What you have to do. Extract the text of each entry below exactly, leaving every image behind.
-- Begin Exercise data --
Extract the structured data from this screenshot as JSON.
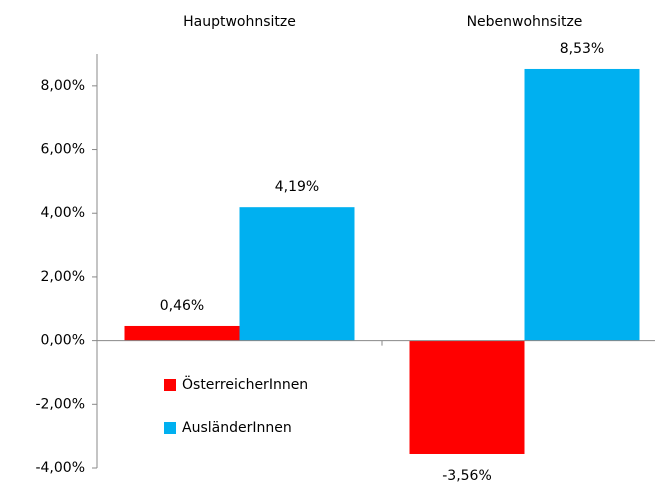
{
  "chart_data": {
    "type": "bar",
    "categories": [
      "Hauptwohnsitze",
      "Nebenwohnsitze"
    ],
    "series": [
      {
        "name": "ÖsterreicherInnen",
        "color": "#ff0000",
        "values": [
          0.46,
          -3.56
        ],
        "value_labels": [
          "0,46%",
          "-3,56%"
        ]
      },
      {
        "name": "AusländerInnen",
        "color": "#00b0f0",
        "values": [
          4.19,
          8.53
        ],
        "value_labels": [
          "4,19%",
          "8,53%"
        ]
      }
    ],
    "ylim": [
      -4,
      9
    ],
    "yticks": [
      {
        "value": -4,
        "label": "-4,00%"
      },
      {
        "value": -2,
        "label": "-2,00%"
      },
      {
        "value": 0,
        "label": "0,00%"
      },
      {
        "value": 2,
        "label": "2,00%"
      },
      {
        "value": 4,
        "label": "4,00%"
      },
      {
        "value": 6,
        "label": "6,00%"
      },
      {
        "value": 8,
        "label": "8,00%"
      }
    ],
    "legend": "lower left"
  }
}
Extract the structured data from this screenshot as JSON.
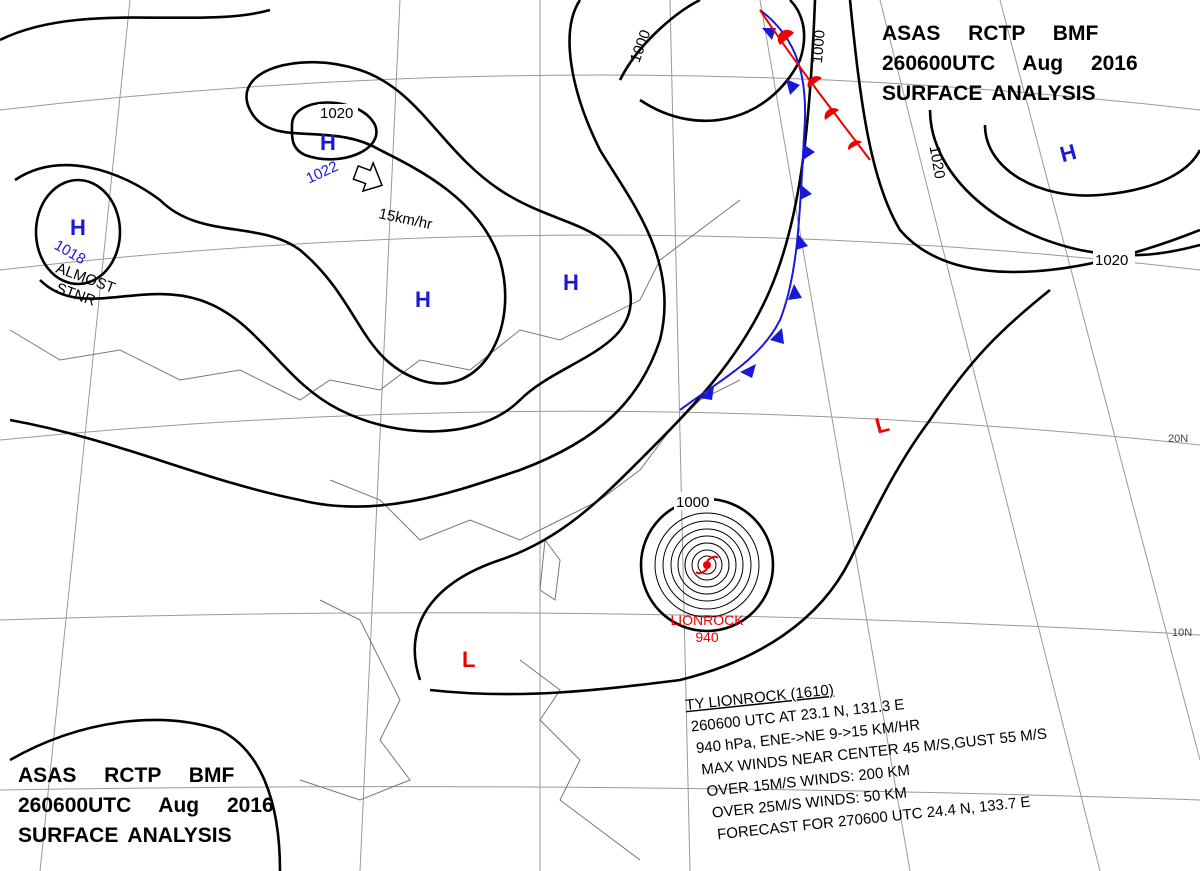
{
  "header_top": {
    "lines": [
      "ASAS RCTP BMF",
      "260600UTC Aug 2016",
      "SURFACE ANALYSIS"
    ]
  },
  "header_bottom": {
    "lines": [
      "ASAS RCTP BMF",
      "260600UTC Aug 2016",
      "SURFACE ANALYSIS"
    ]
  },
  "pressure_centers": [
    {
      "letter": "H",
      "value": "1022"
    },
    {
      "letter": "H",
      "value": "1018"
    },
    {
      "letter": "H"
    },
    {
      "letter": "H"
    },
    {
      "letter": "H"
    },
    {
      "letter": "L"
    },
    {
      "letter": "L"
    }
  ],
  "isobar_labels": [
    "1020",
    "1000",
    "1000",
    "1020",
    "1020",
    "1000"
  ],
  "motion": "15km/hr",
  "note": [
    "ALMOST",
    "STNR"
  ],
  "typhoon": {
    "name": "LIONROCK",
    "pressure": "940",
    "info": [
      "TY LIONROCK (1610)",
      "260600 UTC AT 23.1 N, 131.3 E",
      "940 hPa, ENE->NE 9->15 KM/HR",
      "MAX WINDS NEAR CENTER 45 M/S,GUST 55 M/S",
      "OVER 15M/S WINDS: 200 KM",
      "OVER 25M/S WINDS: 50 KM",
      "FORECAST FOR 270600 UTC 24.4 N, 133.7 E"
    ]
  },
  "latitude_labels": [
    "20N",
    "10N"
  ]
}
-- End Exercise data --
Full output.
Extract the structured data from this screenshot as JSON.
{
  "chart_data": {
    "type": "bar",
    "categories": [
      "Hauptwohnsitze",
      "Nebenwohnsitze"
    ],
    "series": [
      {
        "name": "ÖsterreicherInnen",
        "color": "#ff0000",
        "values": [
          0.46,
          -3.56
        ],
        "value_labels": [
          "0,46%",
          "-3,56%"
        ]
      },
      {
        "name": "AusländerInnen",
        "color": "#00b0f0",
        "values": [
          4.19,
          8.53
        ],
        "value_labels": [
          "4,19%",
          "8,53%"
        ]
      }
    ],
    "ylim": [
      -4,
      9
    ],
    "yticks": [
      {
        "value": -4,
        "label": "-4,00%"
      },
      {
        "value": -2,
        "label": "-2,00%"
      },
      {
        "value": 0,
        "label": "0,00%"
      },
      {
        "value": 2,
        "label": "2,00%"
      },
      {
        "value": 4,
        "label": "4,00%"
      },
      {
        "value": 6,
        "label": "6,00%"
      },
      {
        "value": 8,
        "label": "8,00%"
      }
    ],
    "legend": "lower left"
  }
}
Extract the structured data from this screenshot as JSON.
{
  "header_top": {
    "lines": [
      "ASAS RCTP BMF",
      "260600UTC Aug 2016",
      "SURFACE ANALYSIS"
    ]
  },
  "header_bottom": {
    "lines": [
      "ASAS RCTP BMF",
      "260600UTC Aug 2016",
      "SURFACE ANALYSIS"
    ]
  },
  "pressure_centers": [
    {
      "letter": "H",
      "value": "1022"
    },
    {
      "letter": "H",
      "value": "1018"
    },
    {
      "letter": "H"
    },
    {
      "letter": "H"
    },
    {
      "letter": "H"
    },
    {
      "letter": "L"
    },
    {
      "letter": "L"
    }
  ],
  "isobar_labels": [
    "1020",
    "1000",
    "1000",
    "1020",
    "1020",
    "1000"
  ],
  "motion": "15km/hr",
  "note": [
    "ALMOST",
    "STNR"
  ],
  "typhoon": {
    "name": "LIONROCK",
    "pressure": "940",
    "info": [
      "TY LIONROCK (1610)",
      "260600 UTC AT 23.1 N, 131.3 E",
      "940 hPa, ENE->NE 9->15 KM/HR",
      "MAX WINDS NEAR CENTER 45 M/S,GUST 55 M/S",
      "OVER 15M/S WINDS: 200 KM",
      "OVER 25M/S WINDS: 50 KM",
      "FORECAST FOR 270600 UTC 24.4 N, 133.7 E"
    ]
  },
  "latitude_labels": [
    "20N",
    "10N"
  ]
}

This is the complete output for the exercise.